— Exercise directions —
Count the lines in the entries below that contain the string "kiváló", treating uppercase and lowercase as different, and give only the number.

____ Dataset rows

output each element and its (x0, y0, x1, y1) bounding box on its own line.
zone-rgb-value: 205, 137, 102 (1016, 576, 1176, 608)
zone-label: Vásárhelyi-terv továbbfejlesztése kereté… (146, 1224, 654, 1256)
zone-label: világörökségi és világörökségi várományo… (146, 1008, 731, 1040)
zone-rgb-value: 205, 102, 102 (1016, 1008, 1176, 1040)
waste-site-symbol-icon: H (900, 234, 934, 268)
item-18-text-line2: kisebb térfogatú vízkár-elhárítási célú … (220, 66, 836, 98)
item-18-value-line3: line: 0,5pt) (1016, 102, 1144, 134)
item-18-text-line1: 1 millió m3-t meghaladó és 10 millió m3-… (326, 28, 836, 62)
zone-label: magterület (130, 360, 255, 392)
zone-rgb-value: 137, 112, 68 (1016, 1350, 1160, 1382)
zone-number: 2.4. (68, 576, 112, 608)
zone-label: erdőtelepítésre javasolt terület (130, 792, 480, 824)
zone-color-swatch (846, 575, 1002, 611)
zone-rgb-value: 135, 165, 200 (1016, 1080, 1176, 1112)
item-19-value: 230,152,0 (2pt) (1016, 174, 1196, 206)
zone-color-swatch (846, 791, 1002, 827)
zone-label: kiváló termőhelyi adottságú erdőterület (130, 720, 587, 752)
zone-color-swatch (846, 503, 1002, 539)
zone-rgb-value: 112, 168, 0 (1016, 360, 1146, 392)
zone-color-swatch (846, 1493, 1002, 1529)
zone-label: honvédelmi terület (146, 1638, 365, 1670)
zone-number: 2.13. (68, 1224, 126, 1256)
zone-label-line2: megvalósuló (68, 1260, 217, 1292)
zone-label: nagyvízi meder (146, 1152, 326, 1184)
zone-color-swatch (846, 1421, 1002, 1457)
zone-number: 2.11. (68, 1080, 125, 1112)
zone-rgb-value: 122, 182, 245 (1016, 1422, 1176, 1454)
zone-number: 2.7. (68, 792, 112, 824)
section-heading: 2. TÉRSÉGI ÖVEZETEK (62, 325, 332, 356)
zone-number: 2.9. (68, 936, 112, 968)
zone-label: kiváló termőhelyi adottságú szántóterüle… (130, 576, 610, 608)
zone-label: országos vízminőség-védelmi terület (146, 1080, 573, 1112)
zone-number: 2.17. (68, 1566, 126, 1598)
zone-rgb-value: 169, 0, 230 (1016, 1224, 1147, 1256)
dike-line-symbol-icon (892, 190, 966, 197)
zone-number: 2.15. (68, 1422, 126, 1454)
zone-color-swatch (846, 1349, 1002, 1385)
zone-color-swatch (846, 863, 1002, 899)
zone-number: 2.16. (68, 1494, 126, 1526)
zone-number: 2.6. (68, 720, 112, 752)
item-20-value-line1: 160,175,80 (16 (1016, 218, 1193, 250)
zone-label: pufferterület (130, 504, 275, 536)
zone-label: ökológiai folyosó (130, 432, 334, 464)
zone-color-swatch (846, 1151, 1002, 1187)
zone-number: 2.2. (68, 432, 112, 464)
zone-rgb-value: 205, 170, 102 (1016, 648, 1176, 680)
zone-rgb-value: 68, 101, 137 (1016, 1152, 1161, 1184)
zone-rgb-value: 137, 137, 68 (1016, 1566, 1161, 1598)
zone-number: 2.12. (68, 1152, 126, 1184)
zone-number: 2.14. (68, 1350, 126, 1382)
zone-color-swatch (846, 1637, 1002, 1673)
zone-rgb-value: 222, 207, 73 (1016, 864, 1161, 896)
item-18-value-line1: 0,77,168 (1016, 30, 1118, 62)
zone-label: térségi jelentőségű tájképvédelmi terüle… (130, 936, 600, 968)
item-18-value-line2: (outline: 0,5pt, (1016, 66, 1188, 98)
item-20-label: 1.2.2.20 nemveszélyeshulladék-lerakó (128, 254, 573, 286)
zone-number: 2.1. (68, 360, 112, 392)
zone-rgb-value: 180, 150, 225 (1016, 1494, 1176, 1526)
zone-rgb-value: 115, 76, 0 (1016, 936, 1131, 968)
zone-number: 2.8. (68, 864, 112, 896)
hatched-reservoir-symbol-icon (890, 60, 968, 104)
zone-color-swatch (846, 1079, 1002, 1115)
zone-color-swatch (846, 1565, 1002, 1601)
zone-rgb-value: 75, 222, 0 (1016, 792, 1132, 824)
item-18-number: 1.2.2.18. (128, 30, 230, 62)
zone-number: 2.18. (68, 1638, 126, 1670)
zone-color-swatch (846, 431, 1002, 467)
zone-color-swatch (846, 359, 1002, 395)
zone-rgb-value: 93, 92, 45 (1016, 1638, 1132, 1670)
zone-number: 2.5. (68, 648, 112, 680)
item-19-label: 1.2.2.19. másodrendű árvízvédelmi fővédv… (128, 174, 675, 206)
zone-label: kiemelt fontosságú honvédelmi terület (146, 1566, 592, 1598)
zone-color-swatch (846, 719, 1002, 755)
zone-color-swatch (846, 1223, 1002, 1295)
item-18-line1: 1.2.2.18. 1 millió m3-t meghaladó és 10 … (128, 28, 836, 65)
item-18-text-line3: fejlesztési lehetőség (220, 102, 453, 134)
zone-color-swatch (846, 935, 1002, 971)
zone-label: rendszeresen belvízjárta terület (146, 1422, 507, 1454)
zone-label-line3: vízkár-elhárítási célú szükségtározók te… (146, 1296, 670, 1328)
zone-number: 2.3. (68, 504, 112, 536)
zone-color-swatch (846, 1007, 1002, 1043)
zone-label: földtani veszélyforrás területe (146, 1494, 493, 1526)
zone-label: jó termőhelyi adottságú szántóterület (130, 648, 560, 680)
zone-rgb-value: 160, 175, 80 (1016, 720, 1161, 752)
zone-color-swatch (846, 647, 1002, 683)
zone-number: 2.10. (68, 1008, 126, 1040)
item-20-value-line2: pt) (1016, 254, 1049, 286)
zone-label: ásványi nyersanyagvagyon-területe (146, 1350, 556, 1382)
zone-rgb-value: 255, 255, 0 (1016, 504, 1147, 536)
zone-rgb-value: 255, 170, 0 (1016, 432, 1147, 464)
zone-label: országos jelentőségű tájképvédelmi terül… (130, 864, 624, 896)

________

— Correct answer —
2